Short task —
Return the material exactly as supplied, apart from the pictures, which are omitted.

%%

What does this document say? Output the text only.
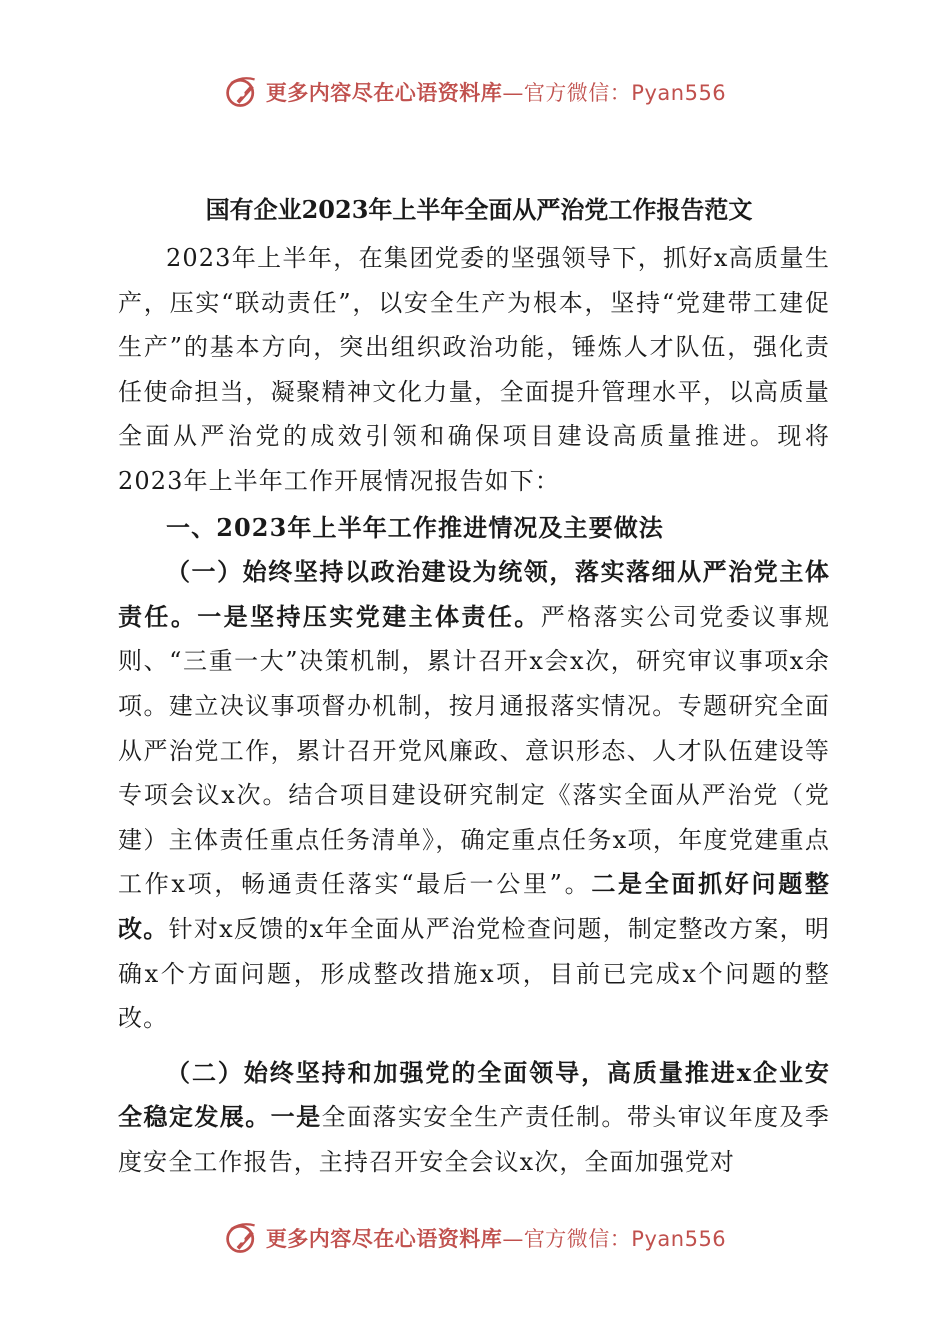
更多内容尽在心语资料库—官方微信：Pyan556
国有企业2023年上半年全面从严治党工作报告范文

2023年上半年，在集团党委的坚强领导下，抓好x高质量生产，压实“联动责任”，以安全生产为根本，坚持“党建带工建促生产”的基本方向，突出组织政治功能，锤炼人才队伍，强化责任使命担当，凝聚精神文化力量，全面提升管理水平，以高质量全面从严治党的成效引领和确保项目建设高质量推进。现将2023年上半年工作开展情况报告如下：

一、2023年上半年工作推进情况及主要做法

（一）始终坚持以政治建设为统领，落实落细从严治党主体责任。一是坚持压实党建主体责任。严格落实公司党委议事规则、“三重一大”决策机制，累计召开x会x次，研究审议事项x余项。建立决议事项督办机制，按月通报落实情况。专题研究全面从严治党工作，累计召开党风廉政、意识形态、人才队伍建设等专项会议x次。结合项目建设研究制定《落实全面从严治党（党建）主体责任重点任务清单》，确定重点任务x项，年度党建重点工作x项，畅通责任落实“最后一公里”。二是全面抓好问题整改。针对x反馈的x年全面从严治党检查问题，制定整改方案，明确x个方面问题，形成整改措施x项，目前已完成x个问题的整改。

（二）始终坚持和加强党的全面领导，高质量推进x企业安全稳定发展。一是全面落实安全生产责任制。带头审议年度及季度安全工作报告，主持召开安全会议x次，全面加强党对

更多内容尽在心语资料库—官方微信：Pyan556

%%

Final answer —
What does this document say? Output the text only.
更多内容尽在心语资料库—官方微信：Pyan556
国有企业2023年上半年全面从严治党工作报告范文

2023年上半年，在集团党委的坚强领导下，抓好x高质量生产，压实“联动责任”，以安全生产为根本，坚持“党建带工建促生产”的基本方向，突出组织政治功能，锤炼人才队伍，强化责任使命担当，凝聚精神文化力量，全面提升管理水平，以高质量全面从严治党的成效引领和确保项目建设高质量推进。现将2023年上半年工作开展情况报告如下：

一、2023年上半年工作推进情况及主要做法

（一）始终坚持以政治建设为统领，落实落细从严治党主体责任。一是坚持压实党建主体责任。严格落实公司党委议事规则、“三重一大”决策机制，累计召开x会x次，研究审议事项x余项。建立决议事项督办机制，按月通报落实情况。专题研究全面从严治党工作，累计召开党风廉政、意识形态、人才队伍建设等专项会议x次。结合项目建设研究制定《落实全面从严治党（党建）主体责任重点任务清单》，确定重点任务x项，年度党建重点工作x项，畅通责任落实“最后一公里”。二是全面抓好问题整改。针对x反馈的x年全面从严治党检查问题，制定整改方案，明确x个方面问题，形成整改措施x项，目前已完成x个问题的整改。

（二）始终坚持和加强党的全面领导，高质量推进x企业安全稳定发展。一是全面落实安全生产责任制。带头审议年度及季度安全工作报告，主持召开安全会议x次，全面加强党对

更多内容尽在心语资料库—官方微信：Pyan556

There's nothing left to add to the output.